======== Extracted records

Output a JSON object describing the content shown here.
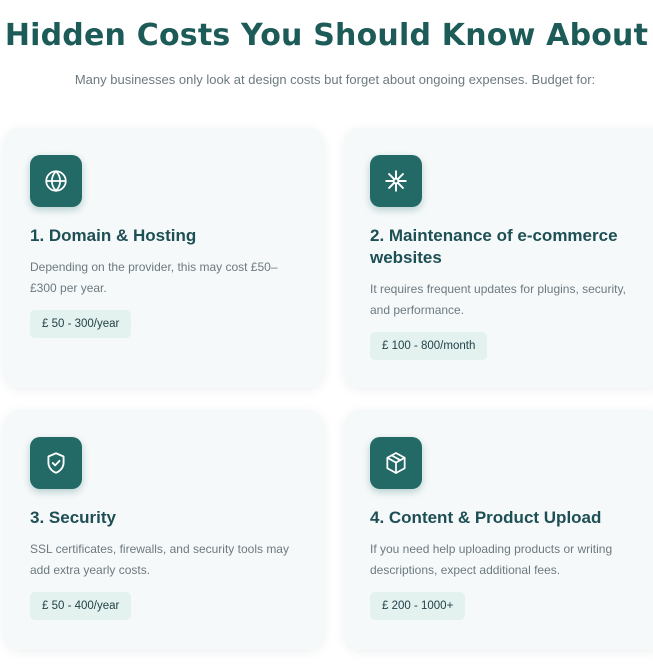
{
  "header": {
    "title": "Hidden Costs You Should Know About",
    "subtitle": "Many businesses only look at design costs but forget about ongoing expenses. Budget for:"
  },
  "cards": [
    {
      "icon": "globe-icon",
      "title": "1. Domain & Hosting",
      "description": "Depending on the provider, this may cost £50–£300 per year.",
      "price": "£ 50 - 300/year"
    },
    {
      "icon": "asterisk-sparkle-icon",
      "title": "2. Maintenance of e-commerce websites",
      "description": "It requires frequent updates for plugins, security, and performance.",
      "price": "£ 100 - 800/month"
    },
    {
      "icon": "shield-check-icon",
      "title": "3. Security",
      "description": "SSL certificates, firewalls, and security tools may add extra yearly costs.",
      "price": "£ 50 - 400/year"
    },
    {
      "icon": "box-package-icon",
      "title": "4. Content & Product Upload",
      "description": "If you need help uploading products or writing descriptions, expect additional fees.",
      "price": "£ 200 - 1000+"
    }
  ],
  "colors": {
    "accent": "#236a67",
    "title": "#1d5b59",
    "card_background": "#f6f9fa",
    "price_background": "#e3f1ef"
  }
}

================

**What is expected**:
Using the material above, retype each entry exactly and omit the pictures.

**Result of the task**:
Output a JSON object describing the content shown here.
{
  "header": {
    "title": "Hidden Costs You Should Know About",
    "subtitle": "Many businesses only look at design costs but forget about ongoing expenses. Budget for:"
  },
  "cards": [
    {
      "icon": "globe-icon",
      "title": "1. Domain & Hosting",
      "description": "Depending on the provider, this may cost £50–£300 per year.",
      "price": "£ 50 - 300/year"
    },
    {
      "icon": "asterisk-sparkle-icon",
      "title": "2. Maintenance of e-commerce websites",
      "description": "It requires frequent updates for plugins, security, and performance.",
      "price": "£ 100 - 800/month"
    },
    {
      "icon": "shield-check-icon",
      "title": "3. Security",
      "description": "SSL certificates, firewalls, and security tools may add extra yearly costs.",
      "price": "£ 50 - 400/year"
    },
    {
      "icon": "box-package-icon",
      "title": "4. Content & Product Upload",
      "description": "If you need help uploading products or writing descriptions, expect additional fees.",
      "price": "£ 200 - 1000+"
    }
  ],
  "colors": {
    "accent": "#236a67",
    "title": "#1d5b59",
    "card_background": "#f6f9fa",
    "price_background": "#e3f1ef"
  }
}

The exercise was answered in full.